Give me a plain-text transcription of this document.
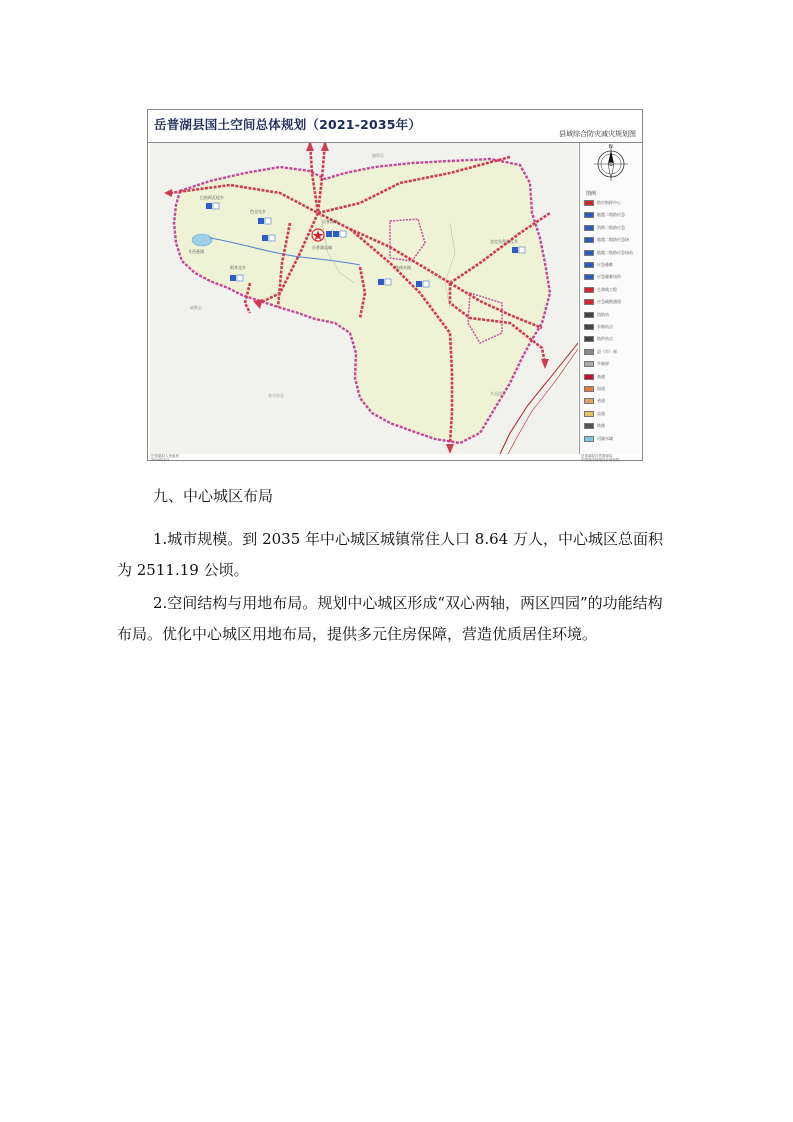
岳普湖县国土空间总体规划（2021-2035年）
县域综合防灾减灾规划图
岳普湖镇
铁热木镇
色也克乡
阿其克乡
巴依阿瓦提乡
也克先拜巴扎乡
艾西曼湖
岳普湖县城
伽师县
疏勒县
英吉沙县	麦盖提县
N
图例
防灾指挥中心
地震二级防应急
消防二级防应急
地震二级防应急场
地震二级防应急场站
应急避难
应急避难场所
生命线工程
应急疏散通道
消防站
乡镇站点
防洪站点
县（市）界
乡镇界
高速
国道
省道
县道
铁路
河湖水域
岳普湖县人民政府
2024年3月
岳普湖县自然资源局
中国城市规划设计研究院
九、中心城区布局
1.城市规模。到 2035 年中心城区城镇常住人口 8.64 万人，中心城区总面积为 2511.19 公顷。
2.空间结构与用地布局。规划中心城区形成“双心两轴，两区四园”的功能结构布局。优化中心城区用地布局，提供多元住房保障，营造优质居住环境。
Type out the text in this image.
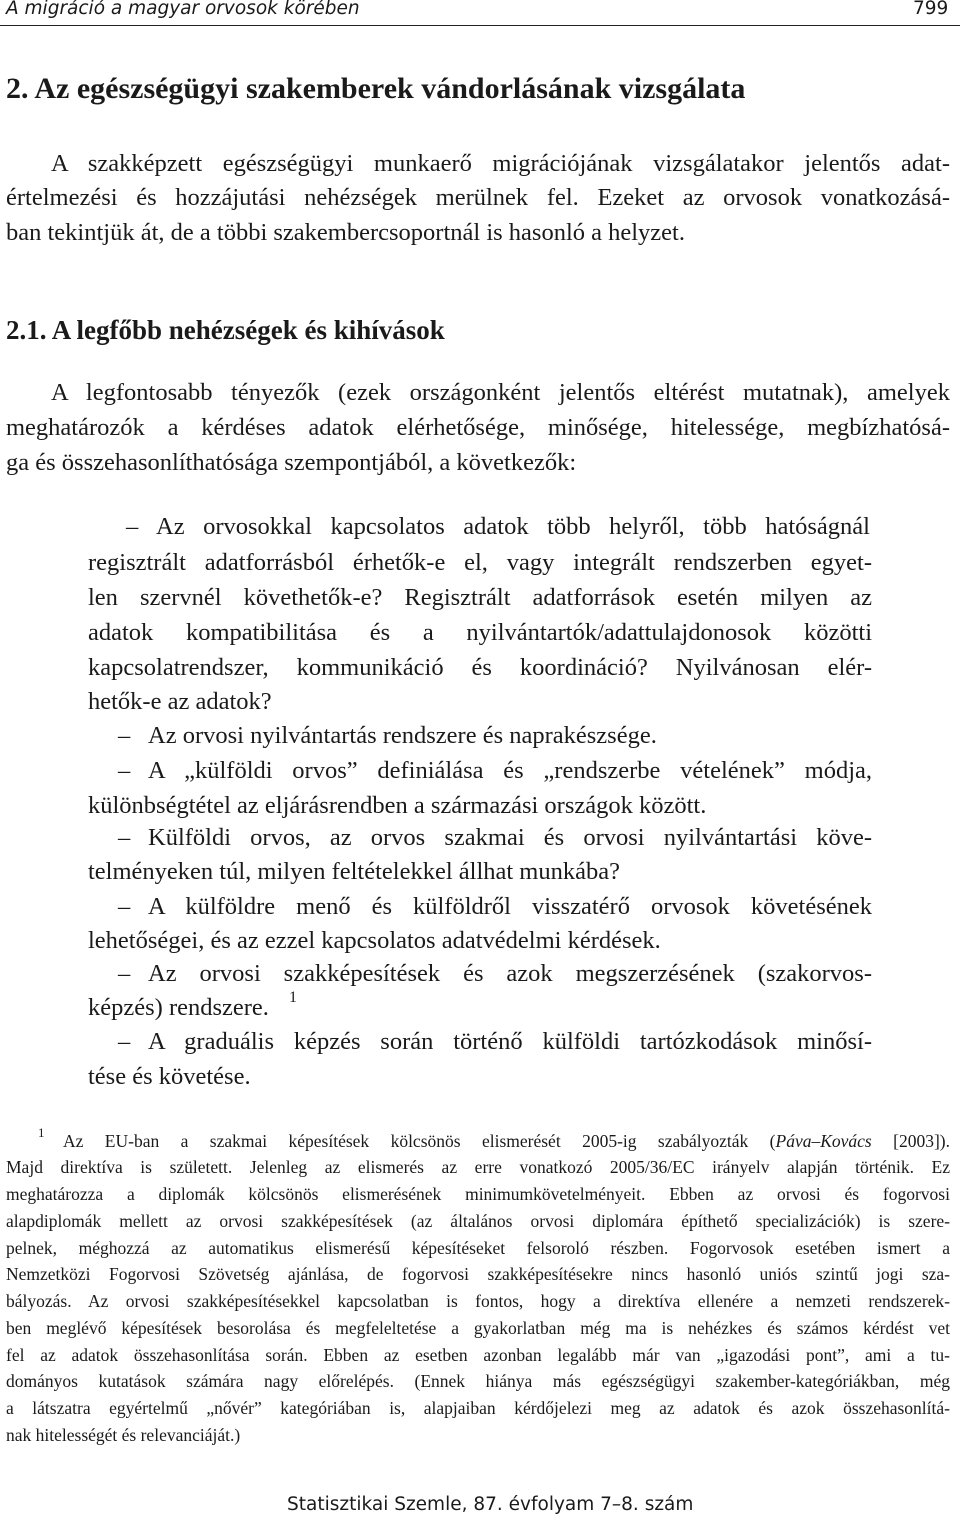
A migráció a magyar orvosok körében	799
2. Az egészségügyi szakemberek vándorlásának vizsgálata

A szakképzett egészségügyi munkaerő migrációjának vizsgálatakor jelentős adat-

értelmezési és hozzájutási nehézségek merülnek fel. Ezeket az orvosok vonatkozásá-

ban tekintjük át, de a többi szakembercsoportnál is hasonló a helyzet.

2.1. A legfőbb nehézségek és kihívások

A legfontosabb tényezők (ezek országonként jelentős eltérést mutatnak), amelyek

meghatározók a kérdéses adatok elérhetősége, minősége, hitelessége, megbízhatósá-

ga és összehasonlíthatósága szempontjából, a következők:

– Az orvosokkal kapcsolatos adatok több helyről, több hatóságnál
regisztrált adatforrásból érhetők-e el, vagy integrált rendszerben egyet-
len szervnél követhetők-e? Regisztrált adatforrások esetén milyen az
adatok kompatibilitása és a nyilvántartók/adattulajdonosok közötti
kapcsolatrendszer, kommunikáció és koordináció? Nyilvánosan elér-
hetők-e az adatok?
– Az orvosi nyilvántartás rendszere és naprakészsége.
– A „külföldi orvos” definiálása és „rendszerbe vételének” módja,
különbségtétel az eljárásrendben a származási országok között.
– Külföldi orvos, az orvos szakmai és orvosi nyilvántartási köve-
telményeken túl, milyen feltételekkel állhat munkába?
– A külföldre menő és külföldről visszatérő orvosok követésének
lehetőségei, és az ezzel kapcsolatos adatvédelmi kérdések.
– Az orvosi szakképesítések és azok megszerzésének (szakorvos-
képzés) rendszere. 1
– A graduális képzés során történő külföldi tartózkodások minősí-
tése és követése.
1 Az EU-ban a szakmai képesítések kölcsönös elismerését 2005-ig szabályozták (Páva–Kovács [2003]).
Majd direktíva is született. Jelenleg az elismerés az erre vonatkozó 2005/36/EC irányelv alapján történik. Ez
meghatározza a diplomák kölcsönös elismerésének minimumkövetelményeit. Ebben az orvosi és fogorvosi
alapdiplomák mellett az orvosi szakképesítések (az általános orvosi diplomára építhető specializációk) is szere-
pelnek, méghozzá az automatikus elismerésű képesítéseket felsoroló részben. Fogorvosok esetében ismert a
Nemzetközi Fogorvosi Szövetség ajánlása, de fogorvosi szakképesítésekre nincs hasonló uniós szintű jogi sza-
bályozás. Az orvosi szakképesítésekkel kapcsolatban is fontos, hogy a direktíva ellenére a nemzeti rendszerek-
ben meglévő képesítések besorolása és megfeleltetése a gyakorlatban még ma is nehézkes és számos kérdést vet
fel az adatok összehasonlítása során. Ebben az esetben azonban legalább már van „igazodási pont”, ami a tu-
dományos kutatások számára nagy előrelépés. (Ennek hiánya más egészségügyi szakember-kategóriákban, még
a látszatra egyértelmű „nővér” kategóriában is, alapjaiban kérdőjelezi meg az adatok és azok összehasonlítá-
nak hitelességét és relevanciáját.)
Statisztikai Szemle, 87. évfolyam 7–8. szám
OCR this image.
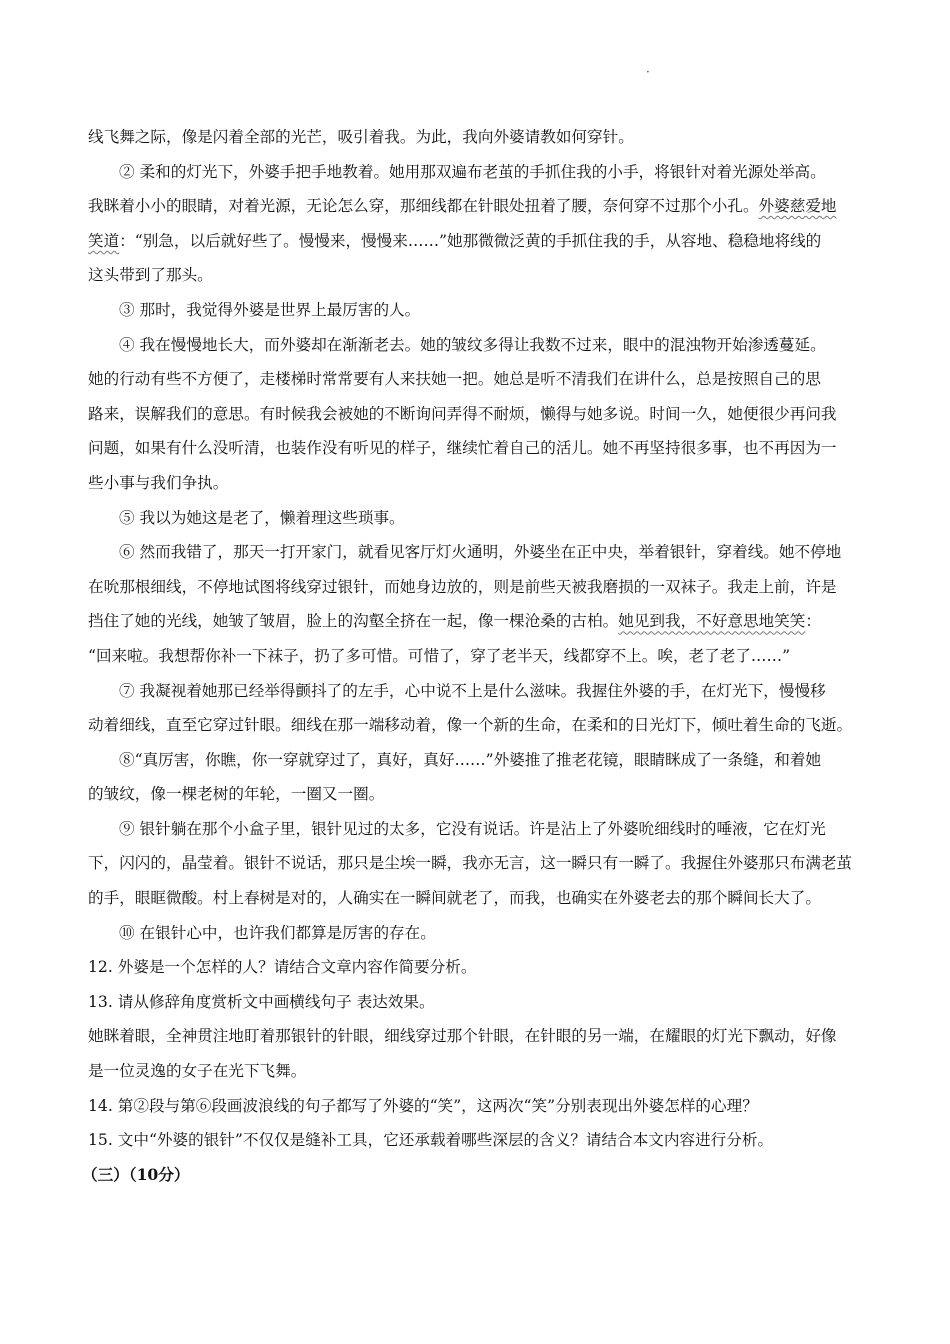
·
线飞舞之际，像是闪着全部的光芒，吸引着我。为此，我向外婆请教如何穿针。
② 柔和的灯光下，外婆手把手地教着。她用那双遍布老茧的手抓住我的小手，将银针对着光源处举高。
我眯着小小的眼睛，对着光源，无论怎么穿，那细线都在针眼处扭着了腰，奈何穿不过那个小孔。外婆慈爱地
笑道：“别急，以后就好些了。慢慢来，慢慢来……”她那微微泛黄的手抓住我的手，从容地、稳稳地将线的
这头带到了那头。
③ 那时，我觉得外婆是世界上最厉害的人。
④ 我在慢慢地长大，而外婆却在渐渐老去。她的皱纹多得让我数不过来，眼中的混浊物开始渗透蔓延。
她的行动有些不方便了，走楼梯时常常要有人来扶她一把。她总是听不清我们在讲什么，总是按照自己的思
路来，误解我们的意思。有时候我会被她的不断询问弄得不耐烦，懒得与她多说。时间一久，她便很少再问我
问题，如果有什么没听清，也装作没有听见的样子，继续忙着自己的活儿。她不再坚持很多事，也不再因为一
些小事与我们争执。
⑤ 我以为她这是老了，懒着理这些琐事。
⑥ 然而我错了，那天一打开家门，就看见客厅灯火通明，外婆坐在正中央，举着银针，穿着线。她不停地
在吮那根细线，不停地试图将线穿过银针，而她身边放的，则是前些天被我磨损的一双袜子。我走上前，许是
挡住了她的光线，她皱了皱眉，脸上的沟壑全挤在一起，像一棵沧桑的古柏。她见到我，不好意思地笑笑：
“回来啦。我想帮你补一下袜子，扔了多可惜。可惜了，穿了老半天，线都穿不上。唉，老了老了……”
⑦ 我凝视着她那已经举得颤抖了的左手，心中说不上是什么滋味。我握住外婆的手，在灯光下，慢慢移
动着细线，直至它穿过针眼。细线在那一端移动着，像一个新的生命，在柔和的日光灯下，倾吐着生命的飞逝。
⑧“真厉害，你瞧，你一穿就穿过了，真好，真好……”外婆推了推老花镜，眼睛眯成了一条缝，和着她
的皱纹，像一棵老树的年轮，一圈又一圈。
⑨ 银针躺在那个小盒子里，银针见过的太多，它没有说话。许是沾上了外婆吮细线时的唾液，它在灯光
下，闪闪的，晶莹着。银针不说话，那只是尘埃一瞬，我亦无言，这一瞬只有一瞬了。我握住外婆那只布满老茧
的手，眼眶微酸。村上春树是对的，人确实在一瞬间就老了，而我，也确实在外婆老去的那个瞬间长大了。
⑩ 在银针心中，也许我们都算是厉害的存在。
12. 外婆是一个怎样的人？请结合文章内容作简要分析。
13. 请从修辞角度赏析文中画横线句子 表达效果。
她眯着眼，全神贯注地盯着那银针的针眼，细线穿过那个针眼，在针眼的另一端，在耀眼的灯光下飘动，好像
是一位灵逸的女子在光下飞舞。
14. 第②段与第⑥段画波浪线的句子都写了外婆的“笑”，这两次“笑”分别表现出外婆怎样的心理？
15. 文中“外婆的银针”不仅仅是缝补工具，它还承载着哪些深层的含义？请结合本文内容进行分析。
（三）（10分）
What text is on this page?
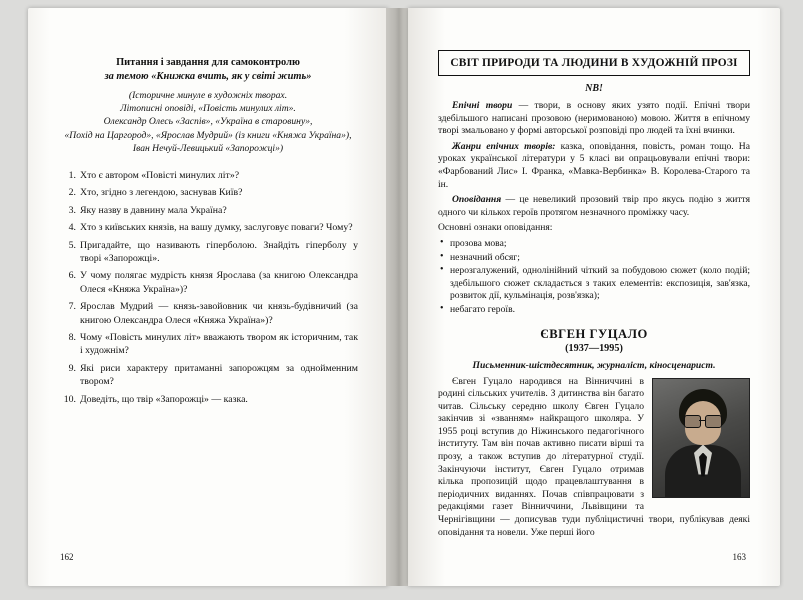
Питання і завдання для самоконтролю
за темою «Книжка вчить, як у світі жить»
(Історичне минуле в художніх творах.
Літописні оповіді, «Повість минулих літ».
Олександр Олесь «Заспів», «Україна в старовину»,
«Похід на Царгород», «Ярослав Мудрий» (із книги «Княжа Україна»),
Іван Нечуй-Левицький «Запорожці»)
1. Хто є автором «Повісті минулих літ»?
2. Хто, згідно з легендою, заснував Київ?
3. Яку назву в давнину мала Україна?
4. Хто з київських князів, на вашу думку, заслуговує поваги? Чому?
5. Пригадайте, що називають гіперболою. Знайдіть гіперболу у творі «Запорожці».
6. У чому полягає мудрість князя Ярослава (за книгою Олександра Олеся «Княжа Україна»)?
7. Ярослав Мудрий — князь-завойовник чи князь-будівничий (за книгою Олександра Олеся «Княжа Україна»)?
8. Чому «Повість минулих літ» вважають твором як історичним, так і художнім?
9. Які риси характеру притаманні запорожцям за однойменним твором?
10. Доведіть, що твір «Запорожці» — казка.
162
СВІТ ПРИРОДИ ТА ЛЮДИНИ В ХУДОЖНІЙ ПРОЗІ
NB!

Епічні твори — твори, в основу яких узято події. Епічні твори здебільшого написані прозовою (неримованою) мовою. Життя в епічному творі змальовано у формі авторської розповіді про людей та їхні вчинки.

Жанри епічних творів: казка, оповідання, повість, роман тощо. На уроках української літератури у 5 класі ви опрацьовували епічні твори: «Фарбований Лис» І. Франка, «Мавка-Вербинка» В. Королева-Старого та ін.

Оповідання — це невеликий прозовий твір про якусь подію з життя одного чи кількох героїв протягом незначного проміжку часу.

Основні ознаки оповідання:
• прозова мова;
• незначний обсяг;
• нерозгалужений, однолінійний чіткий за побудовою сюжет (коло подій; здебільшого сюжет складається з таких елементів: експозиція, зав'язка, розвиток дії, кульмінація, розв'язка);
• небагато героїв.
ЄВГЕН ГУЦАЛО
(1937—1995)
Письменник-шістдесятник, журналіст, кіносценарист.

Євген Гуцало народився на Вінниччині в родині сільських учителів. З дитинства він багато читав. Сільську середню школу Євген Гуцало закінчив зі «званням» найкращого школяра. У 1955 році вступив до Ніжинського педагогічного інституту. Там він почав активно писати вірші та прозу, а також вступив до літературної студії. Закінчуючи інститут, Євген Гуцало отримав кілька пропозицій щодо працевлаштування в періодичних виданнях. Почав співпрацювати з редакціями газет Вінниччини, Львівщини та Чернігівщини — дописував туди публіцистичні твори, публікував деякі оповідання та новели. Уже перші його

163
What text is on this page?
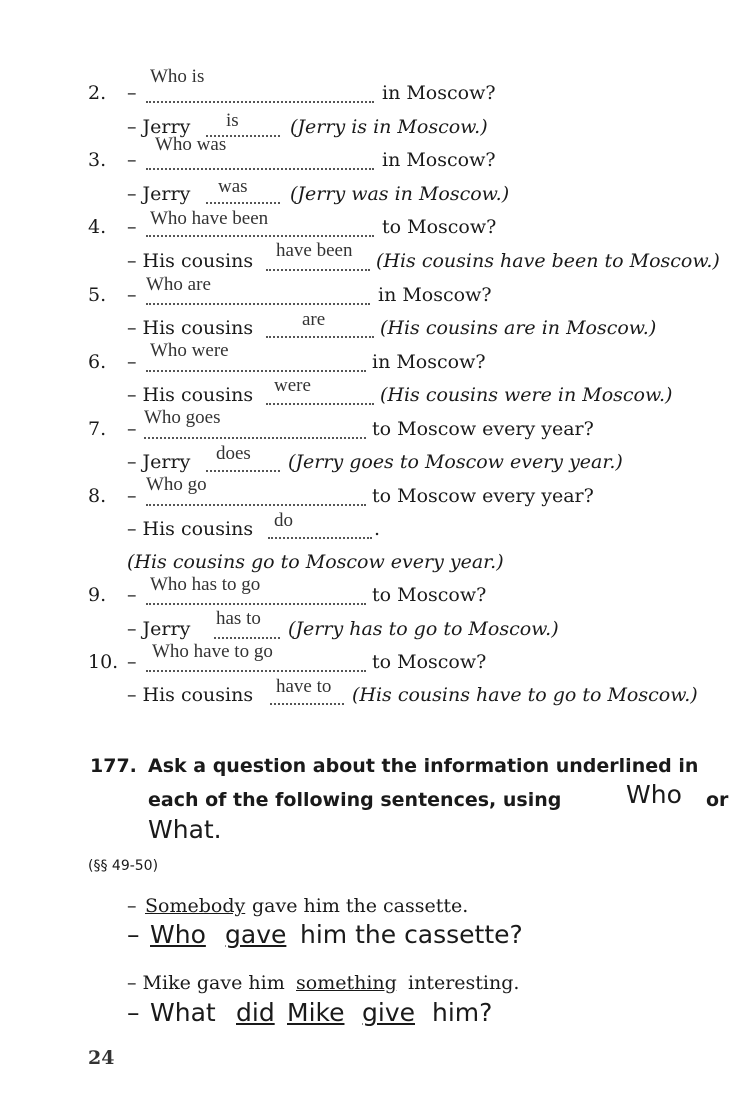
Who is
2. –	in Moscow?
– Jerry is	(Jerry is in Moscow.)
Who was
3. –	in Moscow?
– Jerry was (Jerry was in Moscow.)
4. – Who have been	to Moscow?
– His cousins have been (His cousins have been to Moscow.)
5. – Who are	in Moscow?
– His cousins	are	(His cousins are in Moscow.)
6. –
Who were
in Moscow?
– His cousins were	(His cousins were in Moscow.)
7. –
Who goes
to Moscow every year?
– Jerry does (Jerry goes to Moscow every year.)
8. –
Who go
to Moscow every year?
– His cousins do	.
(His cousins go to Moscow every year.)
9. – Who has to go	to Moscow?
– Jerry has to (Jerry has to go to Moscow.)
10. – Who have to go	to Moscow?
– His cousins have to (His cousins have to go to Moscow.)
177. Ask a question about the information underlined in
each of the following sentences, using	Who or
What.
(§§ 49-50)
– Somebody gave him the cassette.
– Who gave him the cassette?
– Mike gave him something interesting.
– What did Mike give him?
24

### Stated task
In the records above, find each line holding "героїв" and copy it.

### Full answer
Оповідання — це невеликий прозовий твір про якусь подію з життя одного чи кількох героїв протягом незначного проміжку часу.
• небагато героїв.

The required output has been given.